__GIVEN REQUEST__. Without omitting anything, retype the data that follows.

__DATA ENTRIES__.
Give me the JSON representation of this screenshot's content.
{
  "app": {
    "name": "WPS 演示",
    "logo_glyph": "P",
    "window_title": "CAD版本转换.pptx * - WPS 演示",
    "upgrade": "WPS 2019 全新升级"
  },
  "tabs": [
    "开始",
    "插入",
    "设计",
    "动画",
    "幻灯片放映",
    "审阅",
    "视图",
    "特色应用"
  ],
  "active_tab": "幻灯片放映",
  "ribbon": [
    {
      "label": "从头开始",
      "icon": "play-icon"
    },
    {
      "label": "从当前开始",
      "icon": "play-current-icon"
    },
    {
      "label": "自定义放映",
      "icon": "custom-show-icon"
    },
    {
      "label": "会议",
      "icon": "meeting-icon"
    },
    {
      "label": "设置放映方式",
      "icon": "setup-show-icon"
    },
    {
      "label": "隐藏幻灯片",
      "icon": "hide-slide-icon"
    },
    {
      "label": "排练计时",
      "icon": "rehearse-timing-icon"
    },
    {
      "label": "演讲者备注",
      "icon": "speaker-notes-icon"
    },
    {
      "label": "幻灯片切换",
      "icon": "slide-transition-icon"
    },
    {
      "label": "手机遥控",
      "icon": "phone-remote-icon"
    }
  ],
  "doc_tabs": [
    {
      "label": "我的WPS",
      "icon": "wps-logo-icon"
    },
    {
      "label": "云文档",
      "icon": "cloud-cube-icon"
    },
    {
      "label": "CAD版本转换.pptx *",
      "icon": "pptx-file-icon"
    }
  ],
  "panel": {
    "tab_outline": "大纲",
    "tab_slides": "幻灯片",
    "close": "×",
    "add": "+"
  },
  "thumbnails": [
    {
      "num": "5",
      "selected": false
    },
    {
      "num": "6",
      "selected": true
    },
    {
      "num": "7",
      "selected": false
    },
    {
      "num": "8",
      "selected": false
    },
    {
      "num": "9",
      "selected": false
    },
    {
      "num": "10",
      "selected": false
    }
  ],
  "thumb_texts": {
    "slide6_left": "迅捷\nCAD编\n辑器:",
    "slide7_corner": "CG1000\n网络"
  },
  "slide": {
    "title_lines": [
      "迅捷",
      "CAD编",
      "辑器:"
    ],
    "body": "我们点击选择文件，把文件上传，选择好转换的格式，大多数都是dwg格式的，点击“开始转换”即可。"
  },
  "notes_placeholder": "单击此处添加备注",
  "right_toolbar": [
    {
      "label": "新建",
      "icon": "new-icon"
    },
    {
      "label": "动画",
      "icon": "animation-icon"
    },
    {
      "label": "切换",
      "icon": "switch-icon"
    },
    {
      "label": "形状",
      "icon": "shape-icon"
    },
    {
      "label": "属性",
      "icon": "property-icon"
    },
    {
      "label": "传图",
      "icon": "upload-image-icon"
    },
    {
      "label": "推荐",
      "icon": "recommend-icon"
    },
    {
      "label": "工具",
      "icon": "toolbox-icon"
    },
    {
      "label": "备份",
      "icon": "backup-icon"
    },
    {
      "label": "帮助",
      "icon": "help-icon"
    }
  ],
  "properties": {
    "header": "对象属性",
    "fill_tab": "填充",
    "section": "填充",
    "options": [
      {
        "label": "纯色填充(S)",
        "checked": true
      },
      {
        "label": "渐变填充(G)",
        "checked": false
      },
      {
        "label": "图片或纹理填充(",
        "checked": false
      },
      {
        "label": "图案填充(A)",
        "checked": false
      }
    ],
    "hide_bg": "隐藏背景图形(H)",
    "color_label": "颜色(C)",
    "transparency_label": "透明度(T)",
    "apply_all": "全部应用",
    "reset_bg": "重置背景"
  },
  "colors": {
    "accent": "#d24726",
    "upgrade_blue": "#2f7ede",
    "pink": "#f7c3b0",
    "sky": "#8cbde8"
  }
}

__PROBLEM SOLUTION__.
Give me the JSON representation of this screenshot's content.
{
  "app": {
    "name": "WPS 演示",
    "logo_glyph": "P",
    "window_title": "CAD版本转换.pptx * - WPS 演示",
    "upgrade": "WPS 2019 全新升级"
  },
  "tabs": [
    "开始",
    "插入",
    "设计",
    "动画",
    "幻灯片放映",
    "审阅",
    "视图",
    "特色应用"
  ],
  "active_tab": "幻灯片放映",
  "ribbon": [
    {
      "label": "从头开始",
      "icon": "play-icon"
    },
    {
      "label": "从当前开始",
      "icon": "play-current-icon"
    },
    {
      "label": "自定义放映",
      "icon": "custom-show-icon"
    },
    {
      "label": "会议",
      "icon": "meeting-icon"
    },
    {
      "label": "设置放映方式",
      "icon": "setup-show-icon"
    },
    {
      "label": "隐藏幻灯片",
      "icon": "hide-slide-icon"
    },
    {
      "label": "排练计时",
      "icon": "rehearse-timing-icon"
    },
    {
      "label": "演讲者备注",
      "icon": "speaker-notes-icon"
    },
    {
      "label": "幻灯片切换",
      "icon": "slide-transition-icon"
    },
    {
      "label": "手机遥控",
      "icon": "phone-remote-icon"
    }
  ],
  "doc_tabs": [
    {
      "label": "我的WPS",
      "icon": "wps-logo-icon"
    },
    {
      "label": "云文档",
      "icon": "cloud-cube-icon"
    },
    {
      "label": "CAD版本转换.pptx *",
      "icon": "pptx-file-icon"
    }
  ],
  "panel": {
    "tab_outline": "大纲",
    "tab_slides": "幻灯片",
    "close": "×",
    "add": "+"
  },
  "thumbnails": [
    {
      "num": "5",
      "selected": false
    },
    {
      "num": "6",
      "selected": true
    },
    {
      "num": "7",
      "selected": false
    },
    {
      "num": "8",
      "selected": false
    },
    {
      "num": "9",
      "selected": false
    },
    {
      "num": "10",
      "selected": false
    }
  ],
  "thumb_texts": {
    "slide6_left": "迅捷\nCAD编\n辑器:",
    "slide7_corner": "CG1000\n网络"
  },
  "slide": {
    "title_lines": [
      "迅捷",
      "CAD编",
      "辑器:"
    ],
    "body": "我们点击选择文件，把文件上传，选择好转换的格式，大多数都是dwg格式的，点击“开始转换”即可。"
  },
  "notes_placeholder": "单击此处添加备注",
  "right_toolbar": [
    {
      "label": "新建",
      "icon": "new-icon"
    },
    {
      "label": "动画",
      "icon": "animation-icon"
    },
    {
      "label": "切换",
      "icon": "switch-icon"
    },
    {
      "label": "形状",
      "icon": "shape-icon"
    },
    {
      "label": "属性",
      "icon": "property-icon"
    },
    {
      "label": "传图",
      "icon": "upload-image-icon"
    },
    {
      "label": "推荐",
      "icon": "recommend-icon"
    },
    {
      "label": "工具",
      "icon": "toolbox-icon"
    },
    {
      "label": "备份",
      "icon": "backup-icon"
    },
    {
      "label": "帮助",
      "icon": "help-icon"
    }
  ],
  "properties": {
    "header": "对象属性",
    "fill_tab": "填充",
    "section": "填充",
    "options": [
      {
        "label": "纯色填充(S)",
        "checked": true
      },
      {
        "label": "渐变填充(G)",
        "checked": false
      },
      {
        "label": "图片或纹理填充(",
        "checked": false
      },
      {
        "label": "图案填充(A)",
        "checked": false
      }
    ],
    "hide_bg": "隐藏背景图形(H)",
    "color_label": "颜色(C)",
    "transparency_label": "透明度(T)",
    "apply_all": "全部应用",
    "reset_bg": "重置背景"
  },
  "colors": {
    "accent": "#d24726",
    "upgrade_blue": "#2f7ede",
    "pink": "#f7c3b0",
    "sky": "#8cbde8"
  }
}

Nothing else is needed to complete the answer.